*DATA FOR THIS TASK*:
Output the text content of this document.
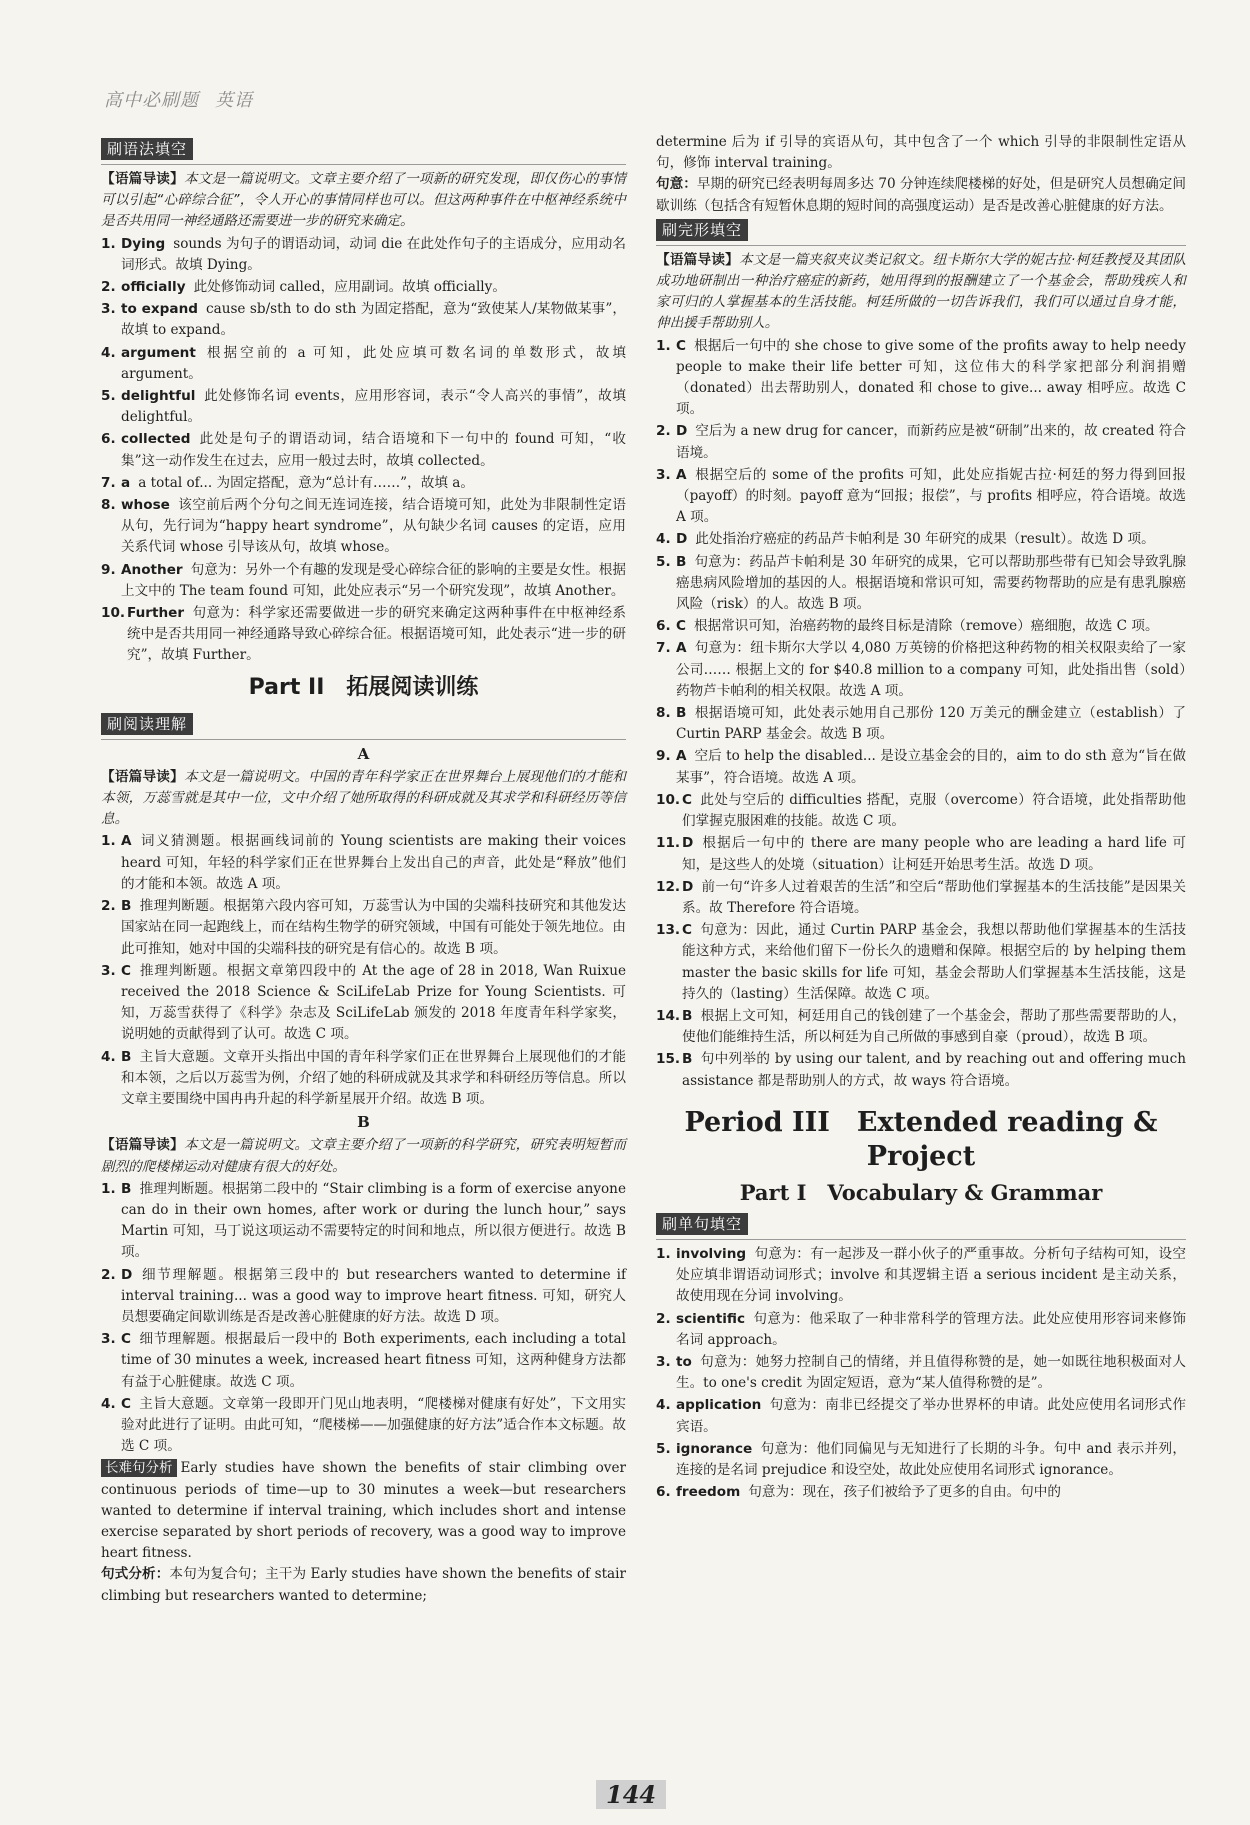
高中必刷题 英语
刷语法填空
【语篇导读】本文是一篇说明文。文章主要介绍了一项新的研究发现，即仅伤心的事情可以引起“心碎综合征”，令人开心的事情同样也可以。但这两种事件在中枢神经系统中是否共用同一神经通路还需要进一步的研究来确定。
1. Dying sounds 为句子的谓语动词，动词 die 在此处作句子的主语成分，应用动名词形式。故填 Dying。
2. officially 此处修饰动词 called，应用副词。故填 officially。
3. to expand cause sb/sth to do sth 为固定搭配，意为“致使某人/某物做某事”，故填 to expand。
4. argument 根据空前的 a 可知，此处应填可数名词的单数形式，故填 argument。
5. delightful 此处修饰名词 events，应用形容词，表示“令人高兴的事情”，故填 delightful。
6. collected 此处是句子的谓语动词，结合语境和下一句中的 found 可知，“收集”这一动作发生在过去，应用一般过去时，故填 collected。
7. a a total of... 为固定搭配，意为“总计有……”，故填 a。
8. whose 该空前后两个分句之间无连词连接，结合语境可知，此处为非限制性定语从句，先行词为“happy heart syndrome”，从句缺少名词 causes 的定语，应用关系代词 whose 引导该从句，故填 whose。
9. Another 句意为：另外一个有趣的发现是受心碎综合征的影响的主要是女性。根据上文中的 The team found 可知，此处应表示“另一个研究发现”，故填 Another。
10. Further 句意为：科学家还需要做进一步的研究来确定这两种事件在中枢神经系统中是否共用同一神经通路导致心碎综合征。根据语境可知，此处表示“进一步的研究”，故填 Further。
Part II　拓展阅读训练
刷阅读理解
A
【语篇导读】本文是一篇说明文。中国的青年科学家正在世界舞台上展现他们的才能和本领，万蕊雪就是其中一位，文中介绍了她所取得的科研成就及其求学和科研经历等信息。
1. A 词义猜测题。根据画线词前的 Young scientists are making their voices heard 可知，年轻的科学家们正在世界舞台上发出自己的声音，此处是“释放”他们的才能和本领。故选 A 项。
2. B 推理判断题。根据第六段内容可知，万蕊雪认为中国的尖端科技研究和其他发达国家站在同一起跑线上，而在结构生物学的研究领域，中国有可能处于领先地位。由此可推知，她对中国的尖端科技的研究是有信心的。故选 B 项。
3. C 推理判断题。根据文章第四段中的 At the age of 28 in 2018, Wan Ruixue received the 2018 Science & SciLifeLab Prize for Young Scientists. 可知，万蕊雪获得了《科学》杂志及 SciLifeLab 颁发的 2018 年度青年科学家奖，说明她的贡献得到了认可。故选 C 项。
4. B 主旨大意题。文章开头指出中国的青年科学家们正在世界舞台上展现他们的才能和本领，之后以万蕊雪为例，介绍了她的科研成就及其求学和科研经历等信息。所以文章主要围绕中国冉冉升起的科学新星展开介绍。故选 B 项。
B
【语篇导读】本文是一篇说明文。文章主要介绍了一项新的科学研究，研究表明短暂而剧烈的爬楼梯运动对健康有很大的好处。
1. B 推理判断题。根据第二段中的 “Stair climbing is a form of exercise anyone can do in their own homes, after work or during the lunch hour,” says Martin 可知，马丁说这项运动不需要特定的时间和地点，所以很方便进行。故选 B 项。
2. D 细节理解题。根据第三段中的 but researchers wanted to determine if interval training... was a good way to improve heart fitness. 可知，研究人员想要确定间歇训练是否是改善心脏健康的好方法。故选 D 项。
3. C 细节理解题。根据最后一段中的 Both experiments, each including a total time of 30 minutes a week, increased heart fitness 可知，这两种健身方法都有益于心脏健康。故选 C 项。
4. C 主旨大意题。文章第一段即开门见山地表明，“爬楼梯对健康有好处”，下文用实验对此进行了证明。由此可知，“爬楼梯——加强健康的好方法”适合作本文标题。故选 C 项。
长难句分析 Early studies have shown the benefits of stair climbing over continuous periods of time—up to 30 minutes a week—but researchers wanted to determine if interval training, which includes short and intense exercise separated by short periods of recovery, was a good way to improve heart fitness.
句式分析：本句为复合句；主干为 Early studies have shown the benefits of stair climbing but researchers wanted to determine;
determine 后为 if 引导的宾语从句，其中包含了一个 which 引导的非限制性定语从句，修饰 interval training。
句意：早期的研究已经表明每周多达 70 分钟连续爬楼梯的好处，但是研究人员想确定间歇训练（包括含有短暂休息期的短时间的高强度运动）是否是改善心脏健康的好方法。
刷完形填空
【语篇导读】本文是一篇夹叙夹议类记叙文。纽卡斯尔大学的妮古拉·柯廷教授及其团队成功地研制出一种治疗癌症的新药，她用得到的报酬建立了一个基金会，帮助残疾人和家可归的人掌握基本的生活技能。柯廷所做的一切告诉我们，我们可以通过自身才能，伸出援手帮助别人。
1. C 根据后一句中的 she chose to give some of the profits away to help needy people to make their life better 可知，这位伟大的科学家把部分利润捐赠（donated）出去帮助别人，donated 和 chose to give... away 相呼应。故选 C 项。
2. D 空后为 a new drug for cancer，而新药应是被“研制”出来的，故 created 符合语境。
3. A 根据空后的 some of the profits 可知，此处应指妮古拉·柯廷的努力得到回报（payoff）的时刻。payoff 意为“回报；报偿”，与 profits 相呼应，符合语境。故选 A 项。
4. D 此处指治疗癌症的药品芦卡帕利是 30 年研究的成果（result）。故选 D 项。
5. B 句意为：药品芦卡帕利是 30 年研究的成果，它可以帮助那些带有已知会导致乳腺癌患病风险增加的基因的人。根据语境和常识可知，需要药物帮助的应是有患乳腺癌风险（risk）的人。故选 B 项。
6. C 根据常识可知，治癌药物的最终目标是清除（remove）癌细胞，故选 C 项。
7. A 句意为：纽卡斯尔大学以 4,080 万英镑的价格把这种药物的相关权限卖给了一家公司…… 根据上文的 for $40.8 million to a company 可知，此处指出售（sold）药物芦卡帕利的相关权限。故选 A 项。
8. B 根据语境可知，此处表示她用自己那份 120 万美元的酬金建立（establish）了 Curtin PARP 基金会。故选 B 项。
9. A 空后 to help the disabled... 是设立基金会的目的，aim to do sth 意为“旨在做某事”，符合语境。故选 A 项。
10. C 此处与空后的 difficulties 搭配，克服（overcome）符合语境，此处指帮助他们掌握克服困难的技能。故选 C 项。
11. D 根据后一句中的 there are many people who are leading a hard life 可知，是这些人的处境（situation）让柯廷开始思考生活。故选 D 项。
12. D 前一句“许多人过着艰苦的生活”和空后“帮助他们掌握基本的生活技能”是因果关系。故 Therefore 符合语境。
13. C 句意为：因此，通过 Curtin PARP 基金会，我想以帮助他们掌握基本的生活技能这种方式，来给他们留下一份长久的遗赠和保障。根据空后的 by helping them master the basic skills for life 可知，基金会帮助人们掌握基本生活技能，这是持久的（lasting）生活保障。故选 C 项。
14. B 根据上文可知，柯廷用自己的钱创建了一个基金会，帮助了那些需要帮助的人，使他们能维持生活，所以柯廷为自己所做的事感到自豪（proud），故选 B 项。
15. B 句中列举的 by using our talent, and by reaching out and offering much assistance 都是帮助别人的方式，故 ways 符合语境。
Period III　Extended reading & Project
Part I　Vocabulary & Grammar
刷单句填空
1. involving 句意为：有一起涉及一群小伙子的严重事故。分析句子结构可知，设空处应填非谓语动词形式；involve 和其逻辑主语 a serious incident 是主动关系，故使用现在分词 involving。
2. scientific 句意为：他采取了一种非常科学的管理方法。此处应使用形容词来修饰名词 approach。
3. to 句意为：她努力控制自己的情绪，并且值得称赞的是，她一如既往地积极面对人生。to one's credit 为固定短语，意为“某人值得称赞的是”。
4. application 句意为：南非已经提交了举办世界杯的申请。此处应使用名词形式作宾语。
5. ignorance 句意为：他们同偏见与无知进行了长期的斗争。句中 and 表示并列，连接的是名词 prejudice 和设空处，故此处应使用名词形式 ignorance。
6. freedom 句意为：现在，孩子们被给予了更多的自由。句中的
144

*TASK PROMPT*: Every line in the data above that contains "heart" needs to be copied.

*EXERCISE RESULT*:
8. whose 该空前后两个分句之间无连词连接，结合语境可知，此处为非限制性定语从句，先行词为“happy heart syndrome”，从句缺少名词 causes 的定语，应用关系代词 whose 引导该从句，故填 whose。
2. D 细节理解题。根据第三段中的 but researchers wanted to determine if interval training... was a good way to improve heart fitness. 可知，研究人员想要确定间歇训练是否是改善心脏健康的好方法。故选 D 项。
3. C 细节理解题。根据最后一段中的 Both experiments, each including a total time of 30 minutes a week, increased heart fitness 可知，这两种健身方法都有益于心脏健康。故选 C 项。
长难句分析 Early studies have shown the benefits of stair climbing over continuous periods of time—up to 30 minutes a week—but researchers wanted to determine if interval training, which includes short and intense exercise separated by short periods of recovery, was a good way to improve heart fitness.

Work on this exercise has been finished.